*** DATA SUPPLIED

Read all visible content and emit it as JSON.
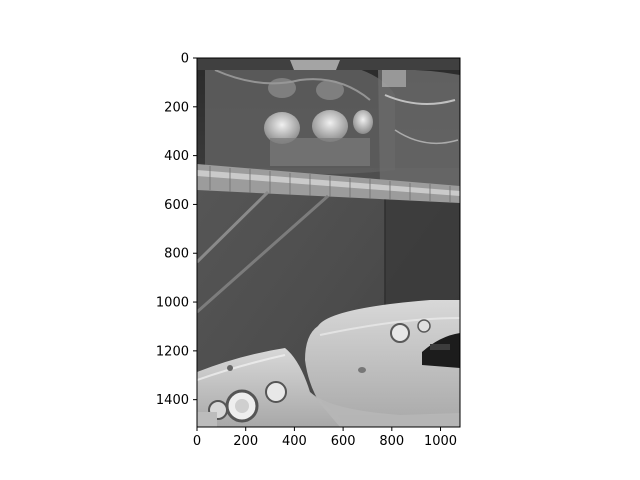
{
  "chart_data": {
    "type": "image",
    "title": "",
    "xlabel": "",
    "ylabel": "",
    "image_width": 1080,
    "image_height": 1512,
    "xlim": [
      0,
      1080
    ],
    "ylim": [
      1512,
      0
    ],
    "xticks": [
      0,
      200,
      400,
      600,
      800,
      1000
    ],
    "yticks": [
      0,
      200,
      400,
      600,
      800,
      1000,
      1200,
      1400
    ],
    "colormap": "gray",
    "image_content": "grayscale photo of a laundry area: wire shelf holding plastic-bagged bottles above a washer and dryer control panel"
  }
}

******

TASK BRIEF: Exclude the pictures, and transcribe all of the material exactly.

WRITTEN SOLUTION:
Read all visible content and emit it as JSON.
{
  "chart_data": {
    "type": "image",
    "title": "",
    "xlabel": "",
    "ylabel": "",
    "image_width": 1080,
    "image_height": 1512,
    "xlim": [
      0,
      1080
    ],
    "ylim": [
      1512,
      0
    ],
    "xticks": [
      0,
      200,
      400,
      600,
      800,
      1000
    ],
    "yticks": [
      0,
      200,
      400,
      600,
      800,
      1000,
      1200,
      1400
    ],
    "colormap": "gray",
    "image_content": "grayscale photo of a laundry area: wire shelf holding plastic-bagged bottles above a washer and dryer control panel"
  }
}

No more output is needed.